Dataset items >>

↓

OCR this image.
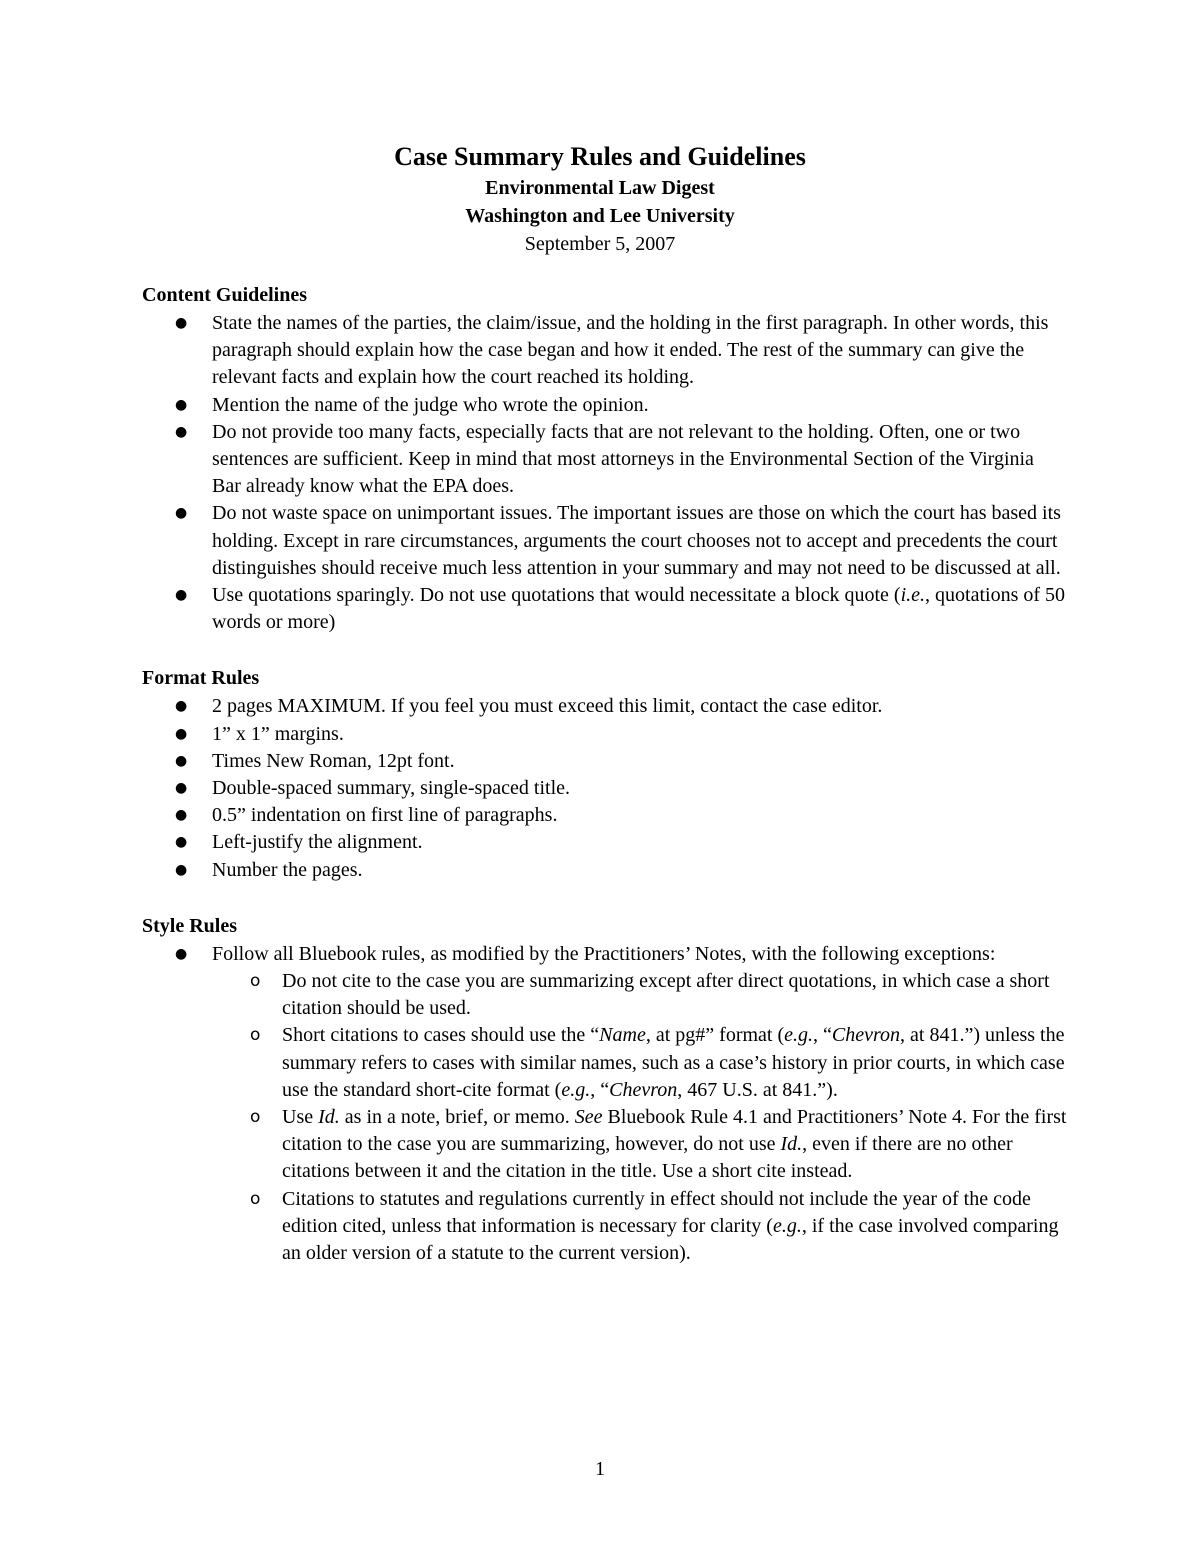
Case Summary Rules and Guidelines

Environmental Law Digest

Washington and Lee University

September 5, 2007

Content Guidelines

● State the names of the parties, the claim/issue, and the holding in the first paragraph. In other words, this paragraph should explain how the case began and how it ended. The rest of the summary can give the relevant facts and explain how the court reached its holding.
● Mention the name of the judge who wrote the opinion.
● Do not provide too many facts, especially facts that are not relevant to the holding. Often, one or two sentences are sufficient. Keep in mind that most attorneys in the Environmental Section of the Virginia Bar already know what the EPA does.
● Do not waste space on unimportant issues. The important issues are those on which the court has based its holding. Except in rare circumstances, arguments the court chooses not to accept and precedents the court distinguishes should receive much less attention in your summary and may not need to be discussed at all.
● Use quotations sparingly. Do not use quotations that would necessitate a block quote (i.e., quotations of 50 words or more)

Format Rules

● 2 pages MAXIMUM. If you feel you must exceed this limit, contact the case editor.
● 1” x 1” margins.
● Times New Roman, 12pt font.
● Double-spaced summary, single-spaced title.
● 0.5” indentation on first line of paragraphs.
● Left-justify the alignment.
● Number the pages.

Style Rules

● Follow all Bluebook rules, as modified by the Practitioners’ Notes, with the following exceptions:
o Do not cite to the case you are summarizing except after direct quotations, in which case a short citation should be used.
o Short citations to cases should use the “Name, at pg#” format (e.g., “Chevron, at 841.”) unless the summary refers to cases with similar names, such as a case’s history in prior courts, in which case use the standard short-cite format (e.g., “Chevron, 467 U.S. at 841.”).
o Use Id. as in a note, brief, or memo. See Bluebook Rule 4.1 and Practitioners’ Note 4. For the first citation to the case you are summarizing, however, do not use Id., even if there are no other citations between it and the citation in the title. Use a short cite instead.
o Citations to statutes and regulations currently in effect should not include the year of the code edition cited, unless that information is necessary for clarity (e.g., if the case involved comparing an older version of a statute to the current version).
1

↑

Task description >> All records above are to be printed exactly, minus the pictures they contain.

Response to the task >>
OCR this image.
Case Summary Rules and Guidelines

Environmental Law Digest

Washington and Lee University

September 5, 2007

Content Guidelines

● State the names of the parties, the claim/issue, and the holding in the first paragraph. In other words, this paragraph should explain how the case began and how it ended. The rest of the summary can give the relevant facts and explain how the court reached its holding.
● Mention the name of the judge who wrote the opinion.
● Do not provide too many facts, especially facts that are not relevant to the holding. Often, one or two sentences are sufficient. Keep in mind that most attorneys in the Environmental Section of the Virginia Bar already know what the EPA does.
● Do not waste space on unimportant issues. The important issues are those on which the court has based its holding. Except in rare circumstances, arguments the court chooses not to accept and precedents the court distinguishes should receive much less attention in your summary and may not need to be discussed at all.
● Use quotations sparingly. Do not use quotations that would necessitate a block quote (i.e., quotations of 50 words or more)

Format Rules

● 2 pages MAXIMUM. If you feel you must exceed this limit, contact the case editor.
● 1” x 1” margins.
● Times New Roman, 12pt font.
● Double-spaced summary, single-spaced title.
● 0.5” indentation on first line of paragraphs.
● Left-justify the alignment.
● Number the pages.

Style Rules

● Follow all Bluebook rules, as modified by the Practitioners’ Notes, with the following exceptions:
o Do not cite to the case you are summarizing except after direct quotations, in which case a short citation should be used.
o Short citations to cases should use the “Name, at pg#” format (e.g., “Chevron, at 841.”) unless the summary refers to cases with similar names, such as a case’s history in prior courts, in which case use the standard short-cite format (e.g., “Chevron, 467 U.S. at 841.”).
o Use Id. as in a note, brief, or memo. See Bluebook Rule 4.1 and Practitioners’ Note 4. For the first citation to the case you are summarizing, however, do not use Id., even if there are no other citations between it and the citation in the title. Use a short cite instead.
o Citations to statutes and regulations currently in effect should not include the year of the code edition cited, unless that information is necessary for clarity (e.g., if the case involved comparing an older version of a statute to the current version).
1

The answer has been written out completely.